-- START OF Information provided --

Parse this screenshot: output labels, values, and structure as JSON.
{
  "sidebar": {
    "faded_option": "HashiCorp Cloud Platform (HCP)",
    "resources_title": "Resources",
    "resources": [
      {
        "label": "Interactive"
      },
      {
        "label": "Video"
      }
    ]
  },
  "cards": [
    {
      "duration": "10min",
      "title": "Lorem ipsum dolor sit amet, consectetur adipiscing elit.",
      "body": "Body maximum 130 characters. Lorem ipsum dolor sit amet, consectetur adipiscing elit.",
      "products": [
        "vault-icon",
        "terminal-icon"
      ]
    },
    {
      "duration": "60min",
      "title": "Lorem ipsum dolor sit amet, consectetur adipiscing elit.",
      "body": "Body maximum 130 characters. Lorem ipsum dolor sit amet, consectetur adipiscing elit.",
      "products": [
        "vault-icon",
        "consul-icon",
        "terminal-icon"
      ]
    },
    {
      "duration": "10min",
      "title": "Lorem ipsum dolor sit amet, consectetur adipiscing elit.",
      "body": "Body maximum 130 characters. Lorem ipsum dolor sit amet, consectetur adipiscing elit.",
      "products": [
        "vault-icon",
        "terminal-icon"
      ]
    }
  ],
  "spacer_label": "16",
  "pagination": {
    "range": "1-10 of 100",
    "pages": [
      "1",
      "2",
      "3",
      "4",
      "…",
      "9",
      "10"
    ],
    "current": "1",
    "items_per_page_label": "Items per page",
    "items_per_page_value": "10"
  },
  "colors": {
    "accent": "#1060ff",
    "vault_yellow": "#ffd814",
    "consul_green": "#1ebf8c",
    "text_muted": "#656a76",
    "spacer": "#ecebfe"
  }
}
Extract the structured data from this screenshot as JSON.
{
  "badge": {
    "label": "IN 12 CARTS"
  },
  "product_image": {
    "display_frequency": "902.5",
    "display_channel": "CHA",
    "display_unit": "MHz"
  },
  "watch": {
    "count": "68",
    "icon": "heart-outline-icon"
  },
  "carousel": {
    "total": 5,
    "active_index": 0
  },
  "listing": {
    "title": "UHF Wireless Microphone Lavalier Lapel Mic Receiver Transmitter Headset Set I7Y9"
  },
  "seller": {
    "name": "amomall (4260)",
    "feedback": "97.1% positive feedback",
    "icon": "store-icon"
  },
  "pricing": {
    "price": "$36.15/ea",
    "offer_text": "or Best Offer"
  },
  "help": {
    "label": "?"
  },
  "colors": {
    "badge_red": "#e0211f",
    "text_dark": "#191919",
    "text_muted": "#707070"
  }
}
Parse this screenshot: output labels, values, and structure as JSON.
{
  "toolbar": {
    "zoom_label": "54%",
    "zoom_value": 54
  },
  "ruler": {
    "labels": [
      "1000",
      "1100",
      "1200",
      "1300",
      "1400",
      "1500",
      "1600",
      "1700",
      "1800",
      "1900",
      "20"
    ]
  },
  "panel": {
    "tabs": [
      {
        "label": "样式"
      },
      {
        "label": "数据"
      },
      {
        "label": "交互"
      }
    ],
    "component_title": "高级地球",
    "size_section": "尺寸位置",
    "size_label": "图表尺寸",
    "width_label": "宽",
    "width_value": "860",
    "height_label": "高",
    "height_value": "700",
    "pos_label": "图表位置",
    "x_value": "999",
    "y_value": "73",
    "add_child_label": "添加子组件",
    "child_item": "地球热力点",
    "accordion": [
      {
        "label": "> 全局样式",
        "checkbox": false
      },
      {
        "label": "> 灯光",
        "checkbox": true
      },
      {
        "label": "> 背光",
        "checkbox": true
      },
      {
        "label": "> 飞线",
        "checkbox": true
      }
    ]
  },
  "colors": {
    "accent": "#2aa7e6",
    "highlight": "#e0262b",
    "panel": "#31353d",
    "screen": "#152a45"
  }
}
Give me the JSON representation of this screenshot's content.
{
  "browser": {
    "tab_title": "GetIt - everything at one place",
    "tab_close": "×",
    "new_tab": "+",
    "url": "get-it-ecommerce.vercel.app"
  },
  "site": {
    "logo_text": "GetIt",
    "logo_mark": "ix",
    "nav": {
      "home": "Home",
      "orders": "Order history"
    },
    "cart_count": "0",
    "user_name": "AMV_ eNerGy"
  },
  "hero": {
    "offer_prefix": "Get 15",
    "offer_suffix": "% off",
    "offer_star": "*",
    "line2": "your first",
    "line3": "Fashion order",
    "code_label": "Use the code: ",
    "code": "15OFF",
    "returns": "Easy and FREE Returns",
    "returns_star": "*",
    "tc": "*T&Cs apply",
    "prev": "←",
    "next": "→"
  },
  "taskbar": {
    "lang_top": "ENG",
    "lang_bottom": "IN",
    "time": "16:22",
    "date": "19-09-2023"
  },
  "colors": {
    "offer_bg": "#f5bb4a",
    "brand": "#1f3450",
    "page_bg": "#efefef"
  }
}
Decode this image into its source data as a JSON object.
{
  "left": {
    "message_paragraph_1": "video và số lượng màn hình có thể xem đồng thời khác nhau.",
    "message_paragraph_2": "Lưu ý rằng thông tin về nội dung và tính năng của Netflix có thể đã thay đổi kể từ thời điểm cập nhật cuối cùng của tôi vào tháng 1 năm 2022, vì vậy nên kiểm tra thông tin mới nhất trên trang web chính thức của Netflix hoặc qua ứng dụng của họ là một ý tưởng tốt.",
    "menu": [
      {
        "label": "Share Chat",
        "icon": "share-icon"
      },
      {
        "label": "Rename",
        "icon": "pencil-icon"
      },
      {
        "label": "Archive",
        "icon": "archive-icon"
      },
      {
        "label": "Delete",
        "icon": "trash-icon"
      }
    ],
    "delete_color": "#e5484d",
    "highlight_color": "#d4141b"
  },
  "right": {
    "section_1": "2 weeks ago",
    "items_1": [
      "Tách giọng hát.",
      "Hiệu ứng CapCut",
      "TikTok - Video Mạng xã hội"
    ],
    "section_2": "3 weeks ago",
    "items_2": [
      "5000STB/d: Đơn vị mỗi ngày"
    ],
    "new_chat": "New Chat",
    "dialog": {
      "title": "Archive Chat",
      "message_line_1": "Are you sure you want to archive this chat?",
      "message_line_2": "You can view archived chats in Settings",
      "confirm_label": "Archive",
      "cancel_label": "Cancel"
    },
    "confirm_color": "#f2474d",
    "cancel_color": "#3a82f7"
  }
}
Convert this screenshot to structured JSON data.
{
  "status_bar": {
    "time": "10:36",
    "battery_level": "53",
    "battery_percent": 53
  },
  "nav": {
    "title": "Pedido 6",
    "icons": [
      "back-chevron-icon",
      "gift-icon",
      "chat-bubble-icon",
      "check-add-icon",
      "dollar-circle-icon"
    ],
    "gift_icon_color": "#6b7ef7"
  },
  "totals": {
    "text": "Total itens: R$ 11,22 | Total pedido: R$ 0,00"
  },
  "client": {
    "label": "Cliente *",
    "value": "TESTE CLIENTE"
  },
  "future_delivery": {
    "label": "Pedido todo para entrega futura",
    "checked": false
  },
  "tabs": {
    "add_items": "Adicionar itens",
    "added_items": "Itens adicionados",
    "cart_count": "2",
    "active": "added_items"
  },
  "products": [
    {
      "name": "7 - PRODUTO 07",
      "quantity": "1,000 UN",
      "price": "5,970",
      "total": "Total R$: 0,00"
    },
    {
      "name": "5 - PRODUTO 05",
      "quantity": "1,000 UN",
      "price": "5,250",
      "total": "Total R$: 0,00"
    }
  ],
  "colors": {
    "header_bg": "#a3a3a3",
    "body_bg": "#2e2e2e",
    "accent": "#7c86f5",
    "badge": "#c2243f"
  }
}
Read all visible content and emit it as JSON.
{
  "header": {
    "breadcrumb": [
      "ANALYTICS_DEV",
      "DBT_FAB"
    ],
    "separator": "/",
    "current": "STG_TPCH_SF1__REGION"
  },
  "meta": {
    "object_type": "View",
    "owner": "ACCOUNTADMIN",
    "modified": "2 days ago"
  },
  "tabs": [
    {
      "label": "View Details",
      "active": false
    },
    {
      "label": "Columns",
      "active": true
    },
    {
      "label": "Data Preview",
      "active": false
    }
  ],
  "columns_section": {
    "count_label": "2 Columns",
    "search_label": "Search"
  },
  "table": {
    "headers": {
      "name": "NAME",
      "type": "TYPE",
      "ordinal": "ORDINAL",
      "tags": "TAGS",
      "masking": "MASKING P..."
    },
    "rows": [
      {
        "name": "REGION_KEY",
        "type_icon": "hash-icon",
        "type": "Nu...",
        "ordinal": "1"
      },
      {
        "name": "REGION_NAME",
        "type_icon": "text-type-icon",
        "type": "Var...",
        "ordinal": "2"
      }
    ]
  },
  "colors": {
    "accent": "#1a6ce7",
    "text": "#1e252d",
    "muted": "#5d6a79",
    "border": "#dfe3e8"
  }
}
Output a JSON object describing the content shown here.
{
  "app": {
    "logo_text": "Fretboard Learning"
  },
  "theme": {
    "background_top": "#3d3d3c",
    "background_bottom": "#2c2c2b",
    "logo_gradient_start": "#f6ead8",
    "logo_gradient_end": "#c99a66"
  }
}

-- END OF Information provided --

In the records above, locate the line that contains "Read all visible content and emit it as JSON.". Repeat it and every line after it, exactly, and nothing else.

(Written reply)
Read all visible content and emit it as JSON.
{
  "header": {
    "breadcrumb": [
      "ANALYTICS_DEV",
      "DBT_FAB"
    ],
    "separator": "/",
    "current": "STG_TPCH_SF1__REGION"
  },
  "meta": {
    "object_type": "View",
    "owner": "ACCOUNTADMIN",
    "modified": "2 days ago"
  },
  "tabs": [
    {
      "label": "View Details",
      "active": false
    },
    {
      "label": "Columns",
      "active": true
    },
    {
      "label": "Data Preview",
      "active": false
    }
  ],
  "columns_section": {
    "count_label": "2 Columns",
    "search_label": "Search"
  },
  "table": {
    "headers": {
      "name": "NAME",
      "type": "TYPE",
      "ordinal": "ORDINAL",
      "tags": "TAGS",
      "masking": "MASKING P..."
    },
    "rows": [
      {
        "name": "REGION_KEY",
        "type_icon": "hash-icon",
        "type": "Nu...",
        "ordinal": "1"
      },
      {
        "name": "REGION_NAME",
        "type_icon": "text-type-icon",
        "type": "Var...",
        "ordinal": "2"
      }
    ]
  },
  "colors": {
    "accent": "#1a6ce7",
    "text": "#1e252d",
    "muted": "#5d6a79",
    "border": "#dfe3e8"
  }
}
Output a JSON object describing the content shown here.
{
  "app": {
    "logo_text": "Fretboard Learning"
  },
  "theme": {
    "background_top": "#3d3d3c",
    "background_bottom": "#2c2c2b",
    "logo_gradient_start": "#f6ead8",
    "logo_gradient_end": "#c99a66"
  }
}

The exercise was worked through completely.